--- PROBLEM REQUIREMENTS ---
Pick out every line holding the string "generar" and copy it.

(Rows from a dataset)
## begin

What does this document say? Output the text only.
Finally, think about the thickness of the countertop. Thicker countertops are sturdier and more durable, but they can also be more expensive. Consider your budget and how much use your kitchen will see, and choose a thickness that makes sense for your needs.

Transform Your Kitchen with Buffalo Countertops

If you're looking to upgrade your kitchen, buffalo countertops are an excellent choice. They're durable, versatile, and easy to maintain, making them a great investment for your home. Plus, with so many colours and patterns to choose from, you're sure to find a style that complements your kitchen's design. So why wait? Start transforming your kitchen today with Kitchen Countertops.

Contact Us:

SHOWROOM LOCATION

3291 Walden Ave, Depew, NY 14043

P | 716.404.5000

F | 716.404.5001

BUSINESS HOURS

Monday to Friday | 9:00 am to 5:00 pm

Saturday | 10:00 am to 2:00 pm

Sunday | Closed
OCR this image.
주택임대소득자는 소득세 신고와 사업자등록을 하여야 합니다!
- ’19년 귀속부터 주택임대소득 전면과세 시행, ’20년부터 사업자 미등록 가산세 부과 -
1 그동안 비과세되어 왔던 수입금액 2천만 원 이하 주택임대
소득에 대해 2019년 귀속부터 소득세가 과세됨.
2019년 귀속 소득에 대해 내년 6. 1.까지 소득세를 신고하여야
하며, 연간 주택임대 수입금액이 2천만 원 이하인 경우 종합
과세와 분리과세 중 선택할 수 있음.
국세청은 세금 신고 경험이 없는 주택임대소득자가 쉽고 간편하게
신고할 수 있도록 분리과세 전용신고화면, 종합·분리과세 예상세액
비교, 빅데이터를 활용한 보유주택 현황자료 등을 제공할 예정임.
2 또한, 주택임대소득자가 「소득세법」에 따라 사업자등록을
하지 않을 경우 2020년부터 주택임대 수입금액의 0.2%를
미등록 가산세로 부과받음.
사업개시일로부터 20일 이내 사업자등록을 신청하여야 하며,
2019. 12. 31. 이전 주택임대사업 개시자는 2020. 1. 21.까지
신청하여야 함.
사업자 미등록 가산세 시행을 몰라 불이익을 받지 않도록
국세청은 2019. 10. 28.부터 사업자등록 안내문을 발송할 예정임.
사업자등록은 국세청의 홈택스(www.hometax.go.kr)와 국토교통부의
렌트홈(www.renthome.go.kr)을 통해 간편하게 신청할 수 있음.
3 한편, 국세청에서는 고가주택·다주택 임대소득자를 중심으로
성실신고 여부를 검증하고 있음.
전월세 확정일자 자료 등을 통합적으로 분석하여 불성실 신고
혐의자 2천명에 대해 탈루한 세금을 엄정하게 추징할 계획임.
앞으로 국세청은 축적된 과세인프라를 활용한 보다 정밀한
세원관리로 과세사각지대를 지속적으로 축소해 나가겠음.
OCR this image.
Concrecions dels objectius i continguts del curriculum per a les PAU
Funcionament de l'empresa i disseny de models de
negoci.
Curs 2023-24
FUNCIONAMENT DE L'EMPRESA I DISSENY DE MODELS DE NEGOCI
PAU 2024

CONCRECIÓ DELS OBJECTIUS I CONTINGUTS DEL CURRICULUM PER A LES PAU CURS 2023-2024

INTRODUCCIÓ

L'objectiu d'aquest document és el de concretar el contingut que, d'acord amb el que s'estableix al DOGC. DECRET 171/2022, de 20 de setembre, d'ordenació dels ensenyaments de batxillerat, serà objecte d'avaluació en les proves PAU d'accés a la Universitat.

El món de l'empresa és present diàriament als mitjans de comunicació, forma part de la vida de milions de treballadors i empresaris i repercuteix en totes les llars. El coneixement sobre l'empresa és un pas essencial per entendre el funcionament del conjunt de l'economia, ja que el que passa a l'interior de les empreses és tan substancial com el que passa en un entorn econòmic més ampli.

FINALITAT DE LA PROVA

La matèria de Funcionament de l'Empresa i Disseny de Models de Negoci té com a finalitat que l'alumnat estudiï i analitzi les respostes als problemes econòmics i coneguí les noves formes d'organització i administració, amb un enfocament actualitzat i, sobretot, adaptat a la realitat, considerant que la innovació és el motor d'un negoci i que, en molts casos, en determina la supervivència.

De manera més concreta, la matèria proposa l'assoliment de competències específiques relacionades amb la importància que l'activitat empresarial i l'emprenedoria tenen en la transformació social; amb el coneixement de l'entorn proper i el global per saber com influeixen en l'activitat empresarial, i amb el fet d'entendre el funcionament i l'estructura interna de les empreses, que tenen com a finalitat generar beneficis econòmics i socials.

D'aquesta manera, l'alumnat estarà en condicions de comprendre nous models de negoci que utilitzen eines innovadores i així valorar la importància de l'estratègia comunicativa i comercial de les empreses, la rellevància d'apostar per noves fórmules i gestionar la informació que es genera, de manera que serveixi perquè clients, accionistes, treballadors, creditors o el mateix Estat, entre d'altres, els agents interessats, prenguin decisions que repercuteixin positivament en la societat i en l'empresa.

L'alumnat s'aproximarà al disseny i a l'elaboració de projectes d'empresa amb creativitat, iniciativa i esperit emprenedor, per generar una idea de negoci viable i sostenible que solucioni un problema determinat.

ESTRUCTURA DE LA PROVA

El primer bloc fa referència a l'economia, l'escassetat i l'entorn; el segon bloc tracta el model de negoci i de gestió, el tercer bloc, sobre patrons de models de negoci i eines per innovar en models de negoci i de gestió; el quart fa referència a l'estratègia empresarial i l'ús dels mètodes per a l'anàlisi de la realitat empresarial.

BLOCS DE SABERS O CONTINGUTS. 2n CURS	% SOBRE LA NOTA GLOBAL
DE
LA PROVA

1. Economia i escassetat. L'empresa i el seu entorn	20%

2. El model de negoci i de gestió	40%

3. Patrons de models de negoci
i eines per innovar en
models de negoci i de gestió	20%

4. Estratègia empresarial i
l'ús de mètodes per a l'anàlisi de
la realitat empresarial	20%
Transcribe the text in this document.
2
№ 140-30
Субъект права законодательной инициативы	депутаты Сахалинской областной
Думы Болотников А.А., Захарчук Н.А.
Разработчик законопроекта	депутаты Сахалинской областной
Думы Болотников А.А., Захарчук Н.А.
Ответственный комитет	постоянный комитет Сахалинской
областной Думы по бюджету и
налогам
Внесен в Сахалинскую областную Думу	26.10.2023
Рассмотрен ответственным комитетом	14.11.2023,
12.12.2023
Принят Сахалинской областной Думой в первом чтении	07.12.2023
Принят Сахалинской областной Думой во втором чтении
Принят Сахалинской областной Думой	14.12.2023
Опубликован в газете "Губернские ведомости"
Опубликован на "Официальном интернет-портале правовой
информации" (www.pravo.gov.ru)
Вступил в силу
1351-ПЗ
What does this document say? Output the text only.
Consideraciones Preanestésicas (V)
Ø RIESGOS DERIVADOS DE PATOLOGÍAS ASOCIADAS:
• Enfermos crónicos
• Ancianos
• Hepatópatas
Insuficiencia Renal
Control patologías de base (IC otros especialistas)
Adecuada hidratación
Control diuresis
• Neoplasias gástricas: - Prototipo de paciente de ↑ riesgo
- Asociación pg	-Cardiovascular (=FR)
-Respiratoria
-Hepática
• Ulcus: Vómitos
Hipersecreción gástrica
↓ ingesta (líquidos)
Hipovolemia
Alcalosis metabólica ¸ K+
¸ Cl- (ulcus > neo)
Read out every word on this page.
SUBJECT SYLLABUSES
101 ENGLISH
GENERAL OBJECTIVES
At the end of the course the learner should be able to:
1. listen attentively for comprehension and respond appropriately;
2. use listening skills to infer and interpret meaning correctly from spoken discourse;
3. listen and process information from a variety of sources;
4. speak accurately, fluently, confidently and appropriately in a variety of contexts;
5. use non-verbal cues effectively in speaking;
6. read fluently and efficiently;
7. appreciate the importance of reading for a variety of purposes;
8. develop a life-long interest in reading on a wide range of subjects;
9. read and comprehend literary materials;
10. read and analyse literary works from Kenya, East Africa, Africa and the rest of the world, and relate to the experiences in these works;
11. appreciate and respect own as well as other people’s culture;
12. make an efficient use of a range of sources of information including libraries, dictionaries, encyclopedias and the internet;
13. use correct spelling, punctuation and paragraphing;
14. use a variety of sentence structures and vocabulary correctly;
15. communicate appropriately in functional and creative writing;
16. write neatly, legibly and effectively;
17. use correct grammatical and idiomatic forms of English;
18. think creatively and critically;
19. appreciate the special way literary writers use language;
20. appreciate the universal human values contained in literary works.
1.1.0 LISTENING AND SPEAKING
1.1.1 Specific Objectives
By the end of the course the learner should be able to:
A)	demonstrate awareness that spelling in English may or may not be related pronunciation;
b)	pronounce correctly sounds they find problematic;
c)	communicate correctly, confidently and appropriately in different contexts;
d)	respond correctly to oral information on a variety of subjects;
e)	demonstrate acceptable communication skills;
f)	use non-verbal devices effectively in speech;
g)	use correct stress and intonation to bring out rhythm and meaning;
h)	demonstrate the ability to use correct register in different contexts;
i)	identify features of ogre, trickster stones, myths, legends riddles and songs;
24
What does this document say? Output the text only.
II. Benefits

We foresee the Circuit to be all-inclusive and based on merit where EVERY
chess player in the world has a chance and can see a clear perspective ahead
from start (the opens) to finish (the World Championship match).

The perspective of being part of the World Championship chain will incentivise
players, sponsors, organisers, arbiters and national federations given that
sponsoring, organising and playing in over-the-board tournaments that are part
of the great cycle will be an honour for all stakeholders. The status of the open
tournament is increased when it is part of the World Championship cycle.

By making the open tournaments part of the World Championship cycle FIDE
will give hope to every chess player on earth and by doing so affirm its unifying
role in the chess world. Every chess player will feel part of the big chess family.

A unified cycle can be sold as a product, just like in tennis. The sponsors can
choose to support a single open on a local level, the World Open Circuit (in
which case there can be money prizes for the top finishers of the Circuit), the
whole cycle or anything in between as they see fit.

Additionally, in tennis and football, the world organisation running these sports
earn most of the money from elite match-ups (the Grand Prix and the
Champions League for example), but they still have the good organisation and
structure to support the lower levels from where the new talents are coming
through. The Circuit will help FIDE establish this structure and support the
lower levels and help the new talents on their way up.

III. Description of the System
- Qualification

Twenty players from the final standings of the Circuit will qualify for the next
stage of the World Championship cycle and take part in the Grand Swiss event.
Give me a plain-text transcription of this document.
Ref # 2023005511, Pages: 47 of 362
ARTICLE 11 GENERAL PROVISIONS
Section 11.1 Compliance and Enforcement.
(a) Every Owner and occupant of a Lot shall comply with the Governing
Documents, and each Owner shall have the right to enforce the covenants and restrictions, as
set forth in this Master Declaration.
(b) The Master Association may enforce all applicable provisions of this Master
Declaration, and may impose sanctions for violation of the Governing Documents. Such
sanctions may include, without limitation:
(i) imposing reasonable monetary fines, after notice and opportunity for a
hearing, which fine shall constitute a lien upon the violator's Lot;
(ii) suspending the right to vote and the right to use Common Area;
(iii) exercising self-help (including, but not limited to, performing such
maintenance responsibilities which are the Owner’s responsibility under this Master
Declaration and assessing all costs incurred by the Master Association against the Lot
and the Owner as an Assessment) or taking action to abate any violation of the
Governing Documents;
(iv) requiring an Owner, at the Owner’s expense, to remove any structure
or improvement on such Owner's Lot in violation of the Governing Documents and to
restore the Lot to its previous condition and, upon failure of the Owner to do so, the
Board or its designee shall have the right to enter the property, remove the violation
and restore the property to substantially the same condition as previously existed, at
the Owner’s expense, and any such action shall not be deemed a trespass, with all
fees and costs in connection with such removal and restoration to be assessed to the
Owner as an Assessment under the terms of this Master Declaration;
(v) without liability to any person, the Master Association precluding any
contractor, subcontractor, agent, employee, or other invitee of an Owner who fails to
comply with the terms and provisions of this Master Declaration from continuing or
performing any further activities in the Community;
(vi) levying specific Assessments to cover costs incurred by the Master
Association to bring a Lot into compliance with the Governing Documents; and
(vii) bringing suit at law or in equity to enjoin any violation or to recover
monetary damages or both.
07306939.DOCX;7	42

## end

--- EXERCISE RESPONSE ---
De manera més concreta, la matèria proposa l'assoliment de competències específiques relacionades amb la importància que l'activitat empresarial i l'emprenedoria tenen en la transformació social; amb el coneixement de l'entorn proper i el global per saber com influeixen en l'activitat empresarial, i amb el fet d'entendre el funcionament i l'estructura interna de les empreses, que tenen com a finalitat generar beneficis econòmics i socials.
L'alumnat s'aproximarà al disseny i a l'elaboració de projectes d'empresa amb creativitat, iniciativa i esperit emprenedor, per generar una idea de negoci viable i sostenible que solucioni un problema determinat.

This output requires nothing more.